(Task data)

------------------------------

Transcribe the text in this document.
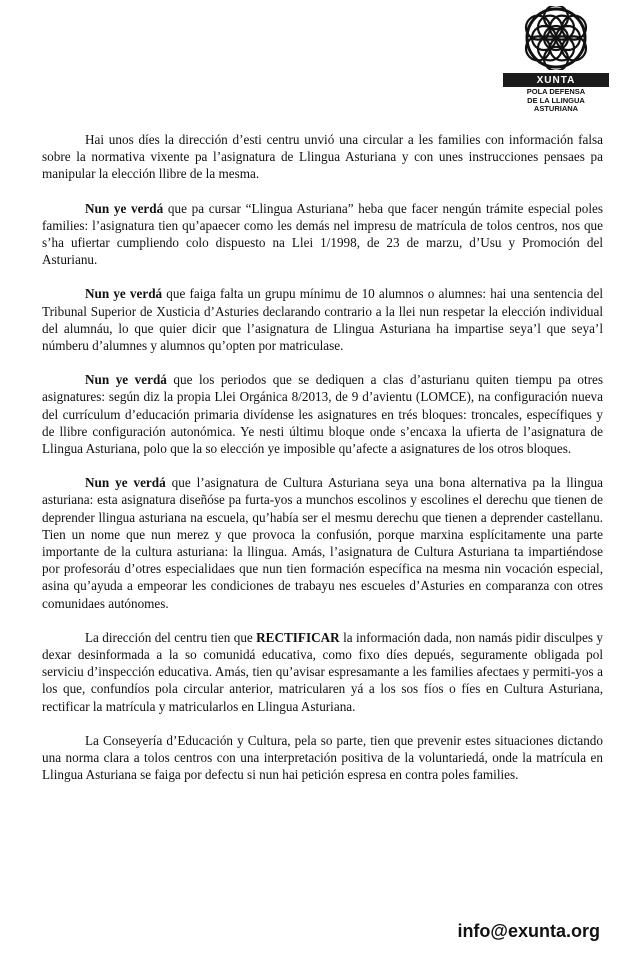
XUNTA
POLA DEFENSA
DE LA LLINGUA
ASTURIANA

Hai unos díes la dirección d’esti centru unvió una circular a les families con información falsa sobre la normativa vixente pa l’asignatura de Llingua Asturiana y con unes instrucciones pensaes pa manipular la elección llibre de la mesma.

Nun ye verdá que pa cursar “Llingua Asturiana” heba que facer nengún trámite especial poles families: l’asignatura tien qu’apaecer como les demás nel impresu de matrícula de tolos centros, nos que s’ha ufiertar cumpliendo colo dispuesto na Llei 1/1998, de 23 de marzu, d’Usu y Promoción del Asturianu.

Nun ye verdá que faiga falta un grupu mínimu de 10 alumnos o alumnes: hai una sentencia del Tribunal Superior de Xusticia d’Asturies declarando contrario a la llei nun respetar la elección individual del alumnáu, lo que quier dicir que l’asignatura de Llingua Asturiana ha impartise seya’l que seya’l númberu d’alumnes y alumnos qu’opten por matriculase.

Nun ye verdá que los periodos que se dediquen a clas d’asturianu quiten tiempu pa otres asignatures: según diz la propia Llei Orgánica 8/2013, de 9 d’avientu (LOMCE), na configuración nueva del currículum d’educación primaria divídense les asignatures en trés bloques: troncales, específiques y de llibre configuración autonómica. Ye nesti últimu bloque onde s’encaxa la ufierta de l’asignatura de Llingua Asturiana, polo que la so elección ye imposible qu’afecte a asignatures de los otros bloques.

Nun ye verdá que l’asignatura de Cultura Asturiana seya una bona alternativa pa la llingua asturiana: esta asignatura diseñóse pa furta-yos a munchos escolinos y escolines el derechu que tienen de deprender llingua asturiana na escuela, qu’había ser el mesmu derechu que tienen a deprender castellanu. Tien un nome que nun merez y que provoca la confusión, porque marxina esplícitamente una parte importante de la cultura asturiana: la llingua. Amás, l’asignatura de Cultura Asturiana ta impartiéndose por profesoráu d’otres especialidaes que nun tien formación específica na mesma nin vocación especial, asina qu’ayuda a empeorar les condiciones de trabayu nes escueles d’Asturies en comparanza con otres comunidaes autónomes.

La dirección del centru tien que RECTIFICAR la información dada, non namás pidir disculpes y dexar desinformada a la so comunidá educativa, como fixo díes depués, seguramente obligada pol serviciu d’inspección educativa. Amás, tien qu’avisar espresamante a les families afectaes y permiti-yos a los que, confundíos pola circular anterior, matricularen yá a los sos fíos o fíes en Cultura Asturiana, rectificar la matrícula y matricularlos en Llingua Asturiana.

La Conseyería d’Educación y Cultura, pela so parte, tien que prevenir estes situaciones dictando una norma clara a tolos centros con una interpretación positiva de la voluntariedá, onde la matrícula en Llingua Asturiana se faiga por defectu si nun hai petición espresa en contra poles families.

info@exunta.org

------------------------------

(What you should do) List each line of the entries that holds the string "tolos".

(Written response)
Nun ye verdá que pa cursar “Llingua Asturiana” heba que facer nengún trámite especial poles families: l’asignatura tien qu’apaecer como les demás nel impresu de matrícula de tolos centros, nos que s’ha ufiertar cumpliendo colo dispuesto na Llei 1/1998, de 23 de marzu, d’Usu y Promoción del Asturianu.
La Conseyería d’Educación y Cultura, pela so parte, tien que prevenir estes situaciones dictando una norma clara a tolos centros con una interpretación positiva de la voluntariedá, onde la matrícula en Llingua Asturiana se faiga por defectu si nun hai petición espresa en contra poles families.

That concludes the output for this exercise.